Stated exercise — Assemble all lines in which the string "Archie" appears.

Given records —

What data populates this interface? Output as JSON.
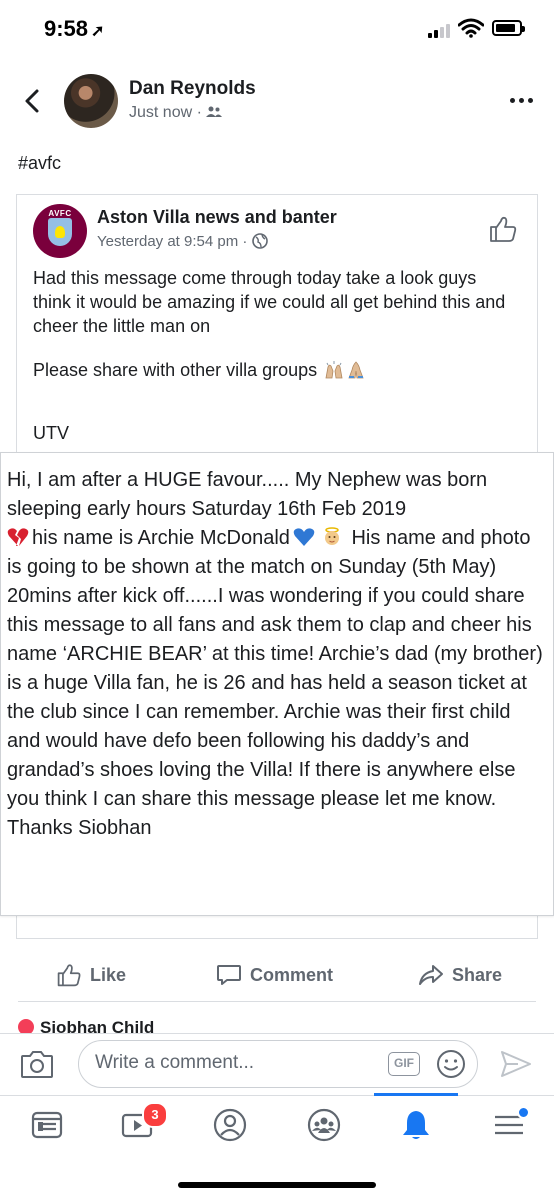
{
  "status_bar": {
    "time": "9:58",
    "location_arrow": "location-arrow-icon",
    "battery_level": 0.85
  },
  "post": {
    "author": "Dan Reynolds",
    "meta": "Just now",
    "privacy_icon": "friends-icon",
    "text": "#avfc"
  },
  "shared_post": {
    "page_name": "Aston Villa news and banter",
    "crest_text": "AVFC",
    "meta": "Yesterday at 9:54 pm",
    "privacy_icon": "globe-icon",
    "paragraph_1": "Had this message come through today take a look guys think it would be amazing if we could all get behind this and cheer the little man on",
    "paragraph_2": "Please share with other villa groups",
    "paragraph_3": "UTV",
    "message": {
      "part_1": "Hi, I am after a HUGE favour..... My Nephew was born sleeping early hours Saturday 16th Feb 2019",
      "part_2": "his name is Archie McDonald",
      "part_3": "His name and photo is going to be shown at the match on Sunday (5th May) 20mins after kick off......I was wondering if you could share this message to all fans and ask them to clap and cheer his name ‘ARCHIE BEAR’ at this time! Archie’s dad (my brother) is a huge Villa fan, he is 26 and has held a season ticket at the club since I can remember. Archie was their first child and would have defo been following his daddy’s and grandad’s shoes loving the Villa! If there is anywhere else you think I can share this message please let me know.\nThanks Siobhan"
    }
  },
  "actions": {
    "like": "Like",
    "comment": "Comment",
    "share": "Share"
  },
  "reactions": {
    "name": "Siobhan Child"
  },
  "composer": {
    "placeholder": "Write a comment...",
    "gif_label": "GIF"
  },
  "tab_bar": {
    "video_badge": "3"
  },
  "colors": {
    "accent": "#1877f2",
    "villa_claret": "#7a003c",
    "villa_blue": "#95bfe5"
  }
}
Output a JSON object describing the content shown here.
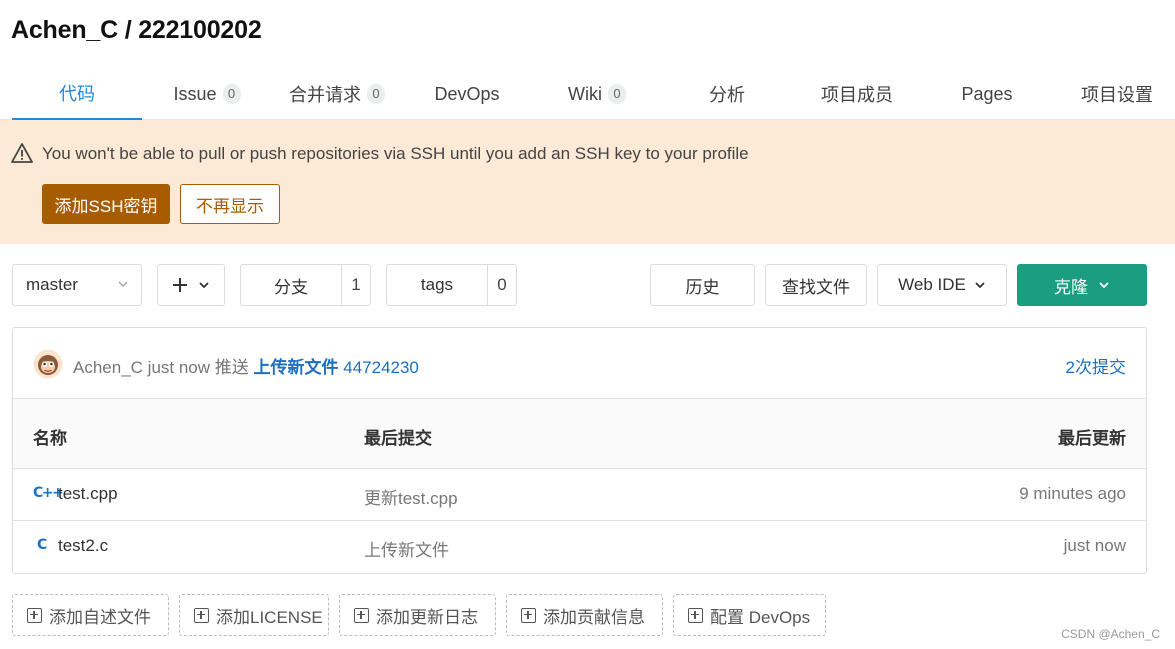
{
  "project_title": "Achen_C / 222100202",
  "tabs": [
    {
      "label": "代码",
      "active": true
    },
    {
      "label": "Issue",
      "count": "0"
    },
    {
      "label": "合并请求",
      "count": "0"
    },
    {
      "label": "DevOps"
    },
    {
      "label": "Wiki",
      "count": "0"
    },
    {
      "label": "分析"
    },
    {
      "label": "项目成员"
    },
    {
      "label": "Pages"
    },
    {
      "label": "项目设置"
    }
  ],
  "alert": {
    "message": "You won't be able to pull or push repositories via SSH until you add an SSH key to your profile",
    "primary_button": "添加SSH密钥",
    "secondary_button": "不再显示",
    "icon": "warning-icon"
  },
  "toolbar": {
    "branch": "master",
    "branches_label": "分支",
    "branches_count": "1",
    "tags_label": "tags",
    "tags_count": "0",
    "history": "历史",
    "find_file": "查找文件",
    "web_ide": "Web IDE",
    "clone": "克隆"
  },
  "last_commit": {
    "author": "Achen_C",
    "time": "just now",
    "action": "推送",
    "message": "上传新文件",
    "sha": "44724230",
    "commit_count": "2次提交"
  },
  "table": {
    "headers": {
      "name": "名称",
      "last_commit": "最后提交",
      "last_update": "最后更新"
    },
    "rows": [
      {
        "icon": "C++",
        "name": "test.cpp",
        "commit": "更新test.cpp",
        "updated": "9 minutes ago"
      },
      {
        "icon": "C",
        "name": "test2.c",
        "commit": "上传新文件",
        "updated": "just now"
      }
    ]
  },
  "add_buttons": [
    "添加自述文件",
    "添加LICENSE",
    "添加更新日志",
    "添加贡献信息",
    "配置 DevOps"
  ],
  "watermark": "CSDN @Achen_C",
  "colors": {
    "accent": "#1e8bdc",
    "warning_bg": "#fce9d6",
    "warning_button": "#a75c02",
    "clone_button": "#1b9d81",
    "link": "#1d6fc0"
  }
}
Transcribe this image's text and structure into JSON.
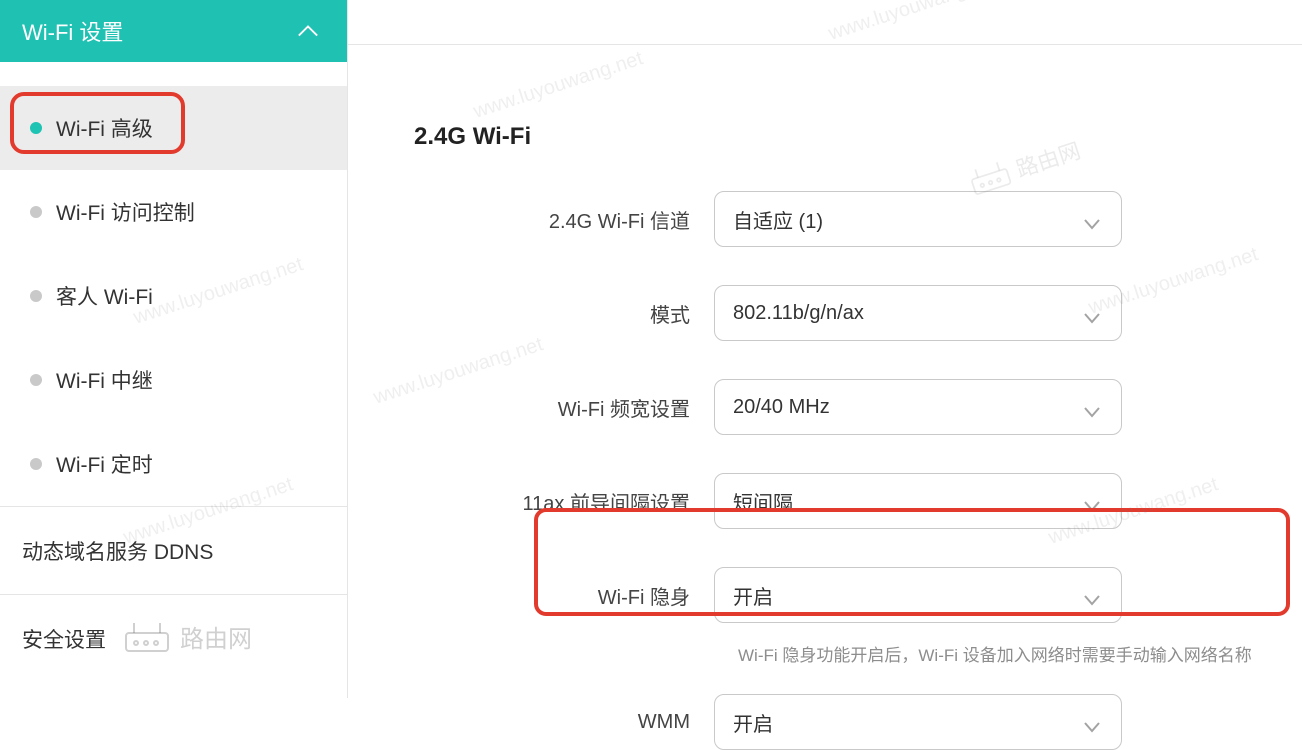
{
  "sidebar": {
    "header": "Wi-Fi 设置",
    "items": [
      {
        "label": "Wi-Fi 高级",
        "active": true
      },
      {
        "label": "Wi-Fi 访问控制",
        "active": false
      },
      {
        "label": "客人 Wi-Fi",
        "active": false
      },
      {
        "label": "Wi-Fi 中继",
        "active": false
      },
      {
        "label": "Wi-Fi 定时",
        "active": false
      }
    ],
    "sections": [
      {
        "label": "动态域名服务 DDNS"
      },
      {
        "label": "安全设置"
      }
    ]
  },
  "main": {
    "section_title": "2.4G Wi-Fi",
    "rows": [
      {
        "label": "2.4G Wi-Fi 信道",
        "value": "自适应 (1)"
      },
      {
        "label": "模式",
        "value": "802.11b/g/n/ax"
      },
      {
        "label": "Wi-Fi 频宽设置",
        "value": "20/40 MHz"
      },
      {
        "label": "11ax 前导间隔设置",
        "value": "短间隔"
      },
      {
        "label": "Wi-Fi 隐身",
        "value": "开启",
        "hint": "Wi-Fi 隐身功能开启后，Wi-Fi 设备加入网络时需要手动输入网络名称"
      },
      {
        "label": "WMM",
        "value": "开启"
      }
    ]
  },
  "watermark": {
    "text": "www.luyouwang.net",
    "brand": "路由网"
  }
}
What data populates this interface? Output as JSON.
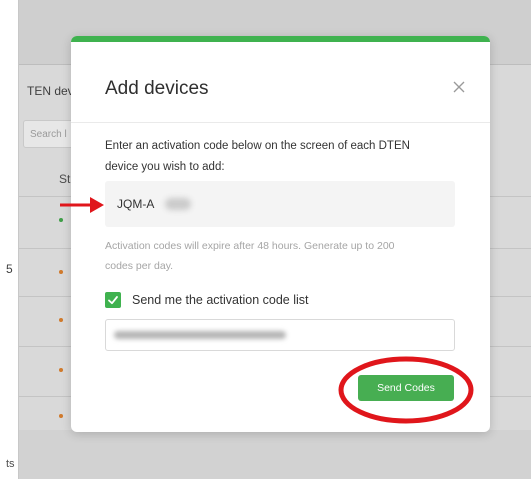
{
  "background": {
    "heading_fragment": "TEN dev",
    "search_placeholder_fragment": "Search l",
    "column_header_fragment": "St",
    "left_number": "5",
    "footer_fragment": "ts"
  },
  "modal": {
    "title": "Add devices",
    "instruction": "Enter an activation code below on the screen of each DTEN device you wish to add:",
    "code_value": "JQM-A",
    "note": "Activation codes will expire after 48 hours. Generate up to 200 codes per day.",
    "checkbox_label": "Send me the activation code list",
    "checkbox_checked": true,
    "send_button_label": "Send Codes"
  },
  "colors": {
    "accent_green": "#3fb24f",
    "annotation_red": "#e0161b"
  },
  "icons": {
    "close": "close-icon",
    "check": "check-icon",
    "arrow": "arrow-right-icon"
  }
}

Exercise solution —
      "part_2": "his name is Archie McDonald",
      "part_3": "His name and photo is going to be shown at the match on Sunday (5th May) 20mins after kick off......I was wondering if you could share this message to all fans and ask them to clap and cheer his name ‘ARCHIE BEAR’ at this time! Archie’s dad (my brother) is a huge Villa fan, he is 26 and has held a season ticket at the club since I can remember. Archie was their first child and would have defo been following his daddy’s and grandad’s shoes loving the Villa! If there is anywhere else you think I can share this message please let me know.\nThanks Siobhan"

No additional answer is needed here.